**Your objective**
Copy the data below exactly.

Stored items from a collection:
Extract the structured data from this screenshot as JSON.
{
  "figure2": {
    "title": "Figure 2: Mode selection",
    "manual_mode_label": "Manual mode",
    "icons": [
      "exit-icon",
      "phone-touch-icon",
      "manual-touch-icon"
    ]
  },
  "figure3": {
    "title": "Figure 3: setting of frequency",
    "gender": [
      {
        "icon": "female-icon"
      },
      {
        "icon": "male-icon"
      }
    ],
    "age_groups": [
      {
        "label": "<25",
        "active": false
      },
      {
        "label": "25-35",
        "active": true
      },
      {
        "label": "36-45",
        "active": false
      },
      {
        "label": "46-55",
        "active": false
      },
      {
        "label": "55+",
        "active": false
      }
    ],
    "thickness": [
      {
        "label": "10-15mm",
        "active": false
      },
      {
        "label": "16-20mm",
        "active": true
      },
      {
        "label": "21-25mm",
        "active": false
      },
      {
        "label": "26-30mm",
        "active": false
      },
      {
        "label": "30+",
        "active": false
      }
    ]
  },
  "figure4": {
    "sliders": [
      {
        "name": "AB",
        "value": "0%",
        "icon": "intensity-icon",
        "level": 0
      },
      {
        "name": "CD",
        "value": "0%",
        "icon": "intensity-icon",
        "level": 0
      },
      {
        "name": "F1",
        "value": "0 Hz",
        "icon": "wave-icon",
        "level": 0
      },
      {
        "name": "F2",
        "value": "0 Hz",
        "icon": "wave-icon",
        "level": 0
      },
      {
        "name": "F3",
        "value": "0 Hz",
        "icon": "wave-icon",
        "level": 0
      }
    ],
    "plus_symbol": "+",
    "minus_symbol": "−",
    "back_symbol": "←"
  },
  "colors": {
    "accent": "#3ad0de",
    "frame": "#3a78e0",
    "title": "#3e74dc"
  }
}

**Output of the task**
Extract the structured data from this screenshot as JSON.
{
  "figure2": {
    "title": "Figure 2: Mode selection",
    "manual_mode_label": "Manual mode",
    "icons": [
      "exit-icon",
      "phone-touch-icon",
      "manual-touch-icon"
    ]
  },
  "figure3": {
    "title": "Figure 3: setting of frequency",
    "gender": [
      {
        "icon": "female-icon"
      },
      {
        "icon": "male-icon"
      }
    ],
    "age_groups": [
      {
        "label": "<25",
        "active": false
      },
      {
        "label": "25-35",
        "active": true
      },
      {
        "label": "36-45",
        "active": false
      },
      {
        "label": "46-55",
        "active": false
      },
      {
        "label": "55+",
        "active": false
      }
    ],
    "thickness": [
      {
        "label": "10-15mm",
        "active": false
      },
      {
        "label": "16-20mm",
        "active": true
      },
      {
        "label": "21-25mm",
        "active": false
      },
      {
        "label": "26-30mm",
        "active": false
      },
      {
        "label": "30+",
        "active": false
      }
    ]
  },
  "figure4": {
    "sliders": [
      {
        "name": "AB",
        "value": "0%",
        "icon": "intensity-icon",
        "level": 0
      },
      {
        "name": "CD",
        "value": "0%",
        "icon": "intensity-icon",
        "level": 0
      },
      {
        "name": "F1",
        "value": "0 Hz",
        "icon": "wave-icon",
        "level": 0
      },
      {
        "name": "F2",
        "value": "0 Hz",
        "icon": "wave-icon",
        "level": 0
      },
      {
        "name": "F3",
        "value": "0 Hz",
        "icon": "wave-icon",
        "level": 0
      }
    ],
    "plus_symbol": "+",
    "minus_symbol": "−",
    "back_symbol": "←"
  },
  "colors": {
    "accent": "#3ad0de",
    "frame": "#3a78e0",
    "title": "#3e74dc"
  }
}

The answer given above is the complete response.